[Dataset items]
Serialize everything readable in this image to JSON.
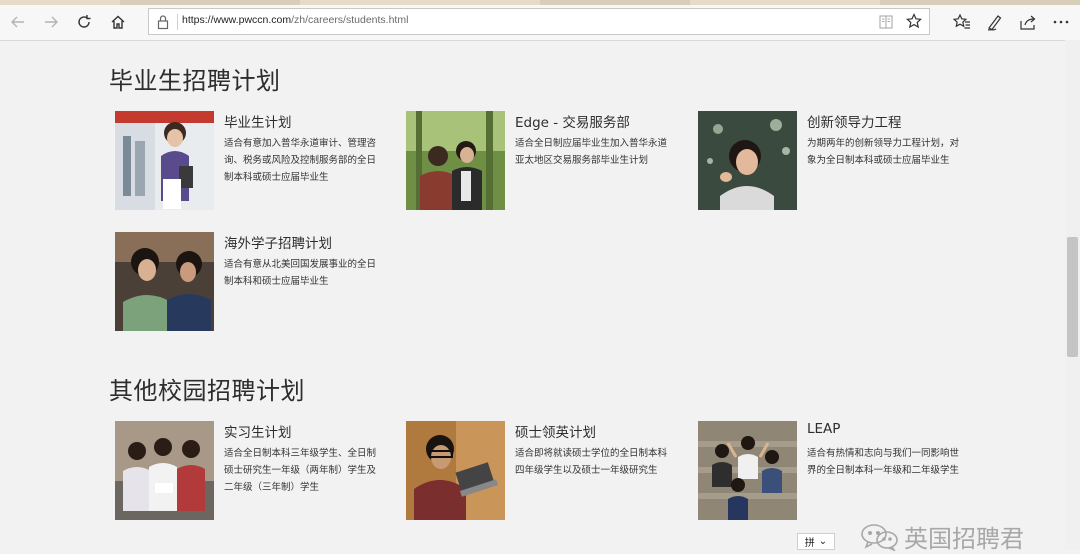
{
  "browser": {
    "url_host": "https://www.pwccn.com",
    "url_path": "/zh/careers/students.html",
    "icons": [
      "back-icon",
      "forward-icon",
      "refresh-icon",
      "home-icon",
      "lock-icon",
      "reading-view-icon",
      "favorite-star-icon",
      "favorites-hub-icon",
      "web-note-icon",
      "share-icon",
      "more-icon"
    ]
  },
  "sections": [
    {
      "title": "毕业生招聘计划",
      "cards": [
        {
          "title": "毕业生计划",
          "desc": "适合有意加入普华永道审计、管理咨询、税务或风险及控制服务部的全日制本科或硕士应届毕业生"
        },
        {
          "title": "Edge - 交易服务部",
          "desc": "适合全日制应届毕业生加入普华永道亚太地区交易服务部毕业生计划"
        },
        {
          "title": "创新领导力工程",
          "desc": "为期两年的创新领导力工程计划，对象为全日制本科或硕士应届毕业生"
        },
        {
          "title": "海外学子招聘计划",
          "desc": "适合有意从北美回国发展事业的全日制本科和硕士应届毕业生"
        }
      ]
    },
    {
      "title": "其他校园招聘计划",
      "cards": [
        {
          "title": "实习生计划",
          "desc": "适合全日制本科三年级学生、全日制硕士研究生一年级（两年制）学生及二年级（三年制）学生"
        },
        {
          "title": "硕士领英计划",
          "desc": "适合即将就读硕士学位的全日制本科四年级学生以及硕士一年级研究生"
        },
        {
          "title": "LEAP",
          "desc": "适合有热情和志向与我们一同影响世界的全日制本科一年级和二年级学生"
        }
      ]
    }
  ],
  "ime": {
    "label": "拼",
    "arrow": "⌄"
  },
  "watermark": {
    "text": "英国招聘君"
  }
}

### Description of the task
Filter the data, keeping only the lines that contain "title".

### Solution to the problem
      "title": "毕业生招聘计划",
          "title": "毕业生计划",
          "title": "Edge - 交易服务部",
          "title": "创新领导力工程",
          "title": "海外学子招聘计划",
      "title": "其他校园招聘计划",
          "title": "实习生计划",
          "title": "硕士领英计划",
          "title": "LEAP",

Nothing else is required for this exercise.